→ **EXCERPTED DATA**
+++

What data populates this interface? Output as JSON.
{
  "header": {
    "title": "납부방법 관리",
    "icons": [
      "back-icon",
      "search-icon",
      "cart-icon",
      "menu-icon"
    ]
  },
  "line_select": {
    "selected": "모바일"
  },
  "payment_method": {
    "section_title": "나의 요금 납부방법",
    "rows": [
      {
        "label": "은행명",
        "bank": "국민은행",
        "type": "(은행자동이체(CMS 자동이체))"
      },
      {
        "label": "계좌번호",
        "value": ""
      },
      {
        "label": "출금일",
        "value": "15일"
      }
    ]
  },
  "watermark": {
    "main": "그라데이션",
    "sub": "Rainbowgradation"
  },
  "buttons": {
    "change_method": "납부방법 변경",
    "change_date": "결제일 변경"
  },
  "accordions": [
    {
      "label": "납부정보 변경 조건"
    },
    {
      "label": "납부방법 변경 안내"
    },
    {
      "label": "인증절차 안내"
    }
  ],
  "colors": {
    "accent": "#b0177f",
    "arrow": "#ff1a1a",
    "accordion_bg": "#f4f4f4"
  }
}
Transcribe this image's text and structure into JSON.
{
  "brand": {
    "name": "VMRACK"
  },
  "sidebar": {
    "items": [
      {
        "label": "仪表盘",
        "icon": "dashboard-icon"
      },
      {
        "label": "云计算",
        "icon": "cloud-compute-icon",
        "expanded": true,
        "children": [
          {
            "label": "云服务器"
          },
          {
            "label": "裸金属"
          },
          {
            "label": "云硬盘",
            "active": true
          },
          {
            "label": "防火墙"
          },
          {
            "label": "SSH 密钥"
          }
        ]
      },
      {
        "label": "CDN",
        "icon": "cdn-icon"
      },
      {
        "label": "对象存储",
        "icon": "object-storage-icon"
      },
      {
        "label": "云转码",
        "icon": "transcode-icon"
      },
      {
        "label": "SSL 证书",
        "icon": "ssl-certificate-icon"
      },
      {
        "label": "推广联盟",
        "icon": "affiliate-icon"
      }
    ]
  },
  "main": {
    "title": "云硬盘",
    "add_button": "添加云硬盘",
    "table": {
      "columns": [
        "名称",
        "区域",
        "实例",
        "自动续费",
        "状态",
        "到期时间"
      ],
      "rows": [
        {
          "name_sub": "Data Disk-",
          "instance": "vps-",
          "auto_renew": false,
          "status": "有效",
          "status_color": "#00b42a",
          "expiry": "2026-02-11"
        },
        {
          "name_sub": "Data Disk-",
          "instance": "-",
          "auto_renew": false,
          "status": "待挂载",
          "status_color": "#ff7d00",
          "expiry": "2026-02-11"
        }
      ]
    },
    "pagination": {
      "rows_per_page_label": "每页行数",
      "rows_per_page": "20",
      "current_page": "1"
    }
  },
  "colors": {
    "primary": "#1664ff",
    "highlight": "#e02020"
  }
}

+++

→ **AIM**
Return the material in full, exactly as shown.

→ **EXERCISE ANSWER**
What data populates this interface? Output as JSON.
{
  "header": {
    "title": "납부방법 관리",
    "icons": [
      "back-icon",
      "search-icon",
      "cart-icon",
      "menu-icon"
    ]
  },
  "line_select": {
    "selected": "모바일"
  },
  "payment_method": {
    "section_title": "나의 요금 납부방법",
    "rows": [
      {
        "label": "은행명",
        "bank": "국민은행",
        "type": "(은행자동이체(CMS 자동이체))"
      },
      {
        "label": "계좌번호",
        "value": ""
      },
      {
        "label": "출금일",
        "value": "15일"
      }
    ]
  },
  "watermark": {
    "main": "그라데이션",
    "sub": "Rainbowgradation"
  },
  "buttons": {
    "change_method": "납부방법 변경",
    "change_date": "결제일 변경"
  },
  "accordions": [
    {
      "label": "납부정보 변경 조건"
    },
    {
      "label": "납부방법 변경 안내"
    },
    {
      "label": "인증절차 안내"
    }
  ],
  "colors": {
    "accent": "#b0177f",
    "arrow": "#ff1a1a",
    "accordion_bg": "#f4f4f4"
  }
}
Transcribe this image's text and structure into JSON.
{
  "brand": {
    "name": "VMRACK"
  },
  "sidebar": {
    "items": [
      {
        "label": "仪表盘",
        "icon": "dashboard-icon"
      },
      {
        "label": "云计算",
        "icon": "cloud-compute-icon",
        "expanded": true,
        "children": [
          {
            "label": "云服务器"
          },
          {
            "label": "裸金属"
          },
          {
            "label": "云硬盘",
            "active": true
          },
          {
            "label": "防火墙"
          },
          {
            "label": "SSH 密钥"
          }
        ]
      },
      {
        "label": "CDN",
        "icon": "cdn-icon"
      },
      {
        "label": "对象存储",
        "icon": "object-storage-icon"
      },
      {
        "label": "云转码",
        "icon": "transcode-icon"
      },
      {
        "label": "SSL 证书",
        "icon": "ssl-certificate-icon"
      },
      {
        "label": "推广联盟",
        "icon": "affiliate-icon"
      }
    ]
  },
  "main": {
    "title": "云硬盘",
    "add_button": "添加云硬盘",
    "table": {
      "columns": [
        "名称",
        "区域",
        "实例",
        "自动续费",
        "状态",
        "到期时间"
      ],
      "rows": [
        {
          "name_sub": "Data Disk-",
          "instance": "vps-",
          "auto_renew": false,
          "status": "有效",
          "status_color": "#00b42a",
          "expiry": "2026-02-11"
        },
        {
          "name_sub": "Data Disk-",
          "instance": "-",
          "auto_renew": false,
          "status": "待挂载",
          "status_color": "#ff7d00",
          "expiry": "2026-02-11"
        }
      ]
    },
    "pagination": {
      "rows_per_page_label": "每页行数",
      "rows_per_page": "20",
      "current_page": "1"
    }
  },
  "colors": {
    "primary": "#1664ff",
    "highlight": "#e02020"
  }
}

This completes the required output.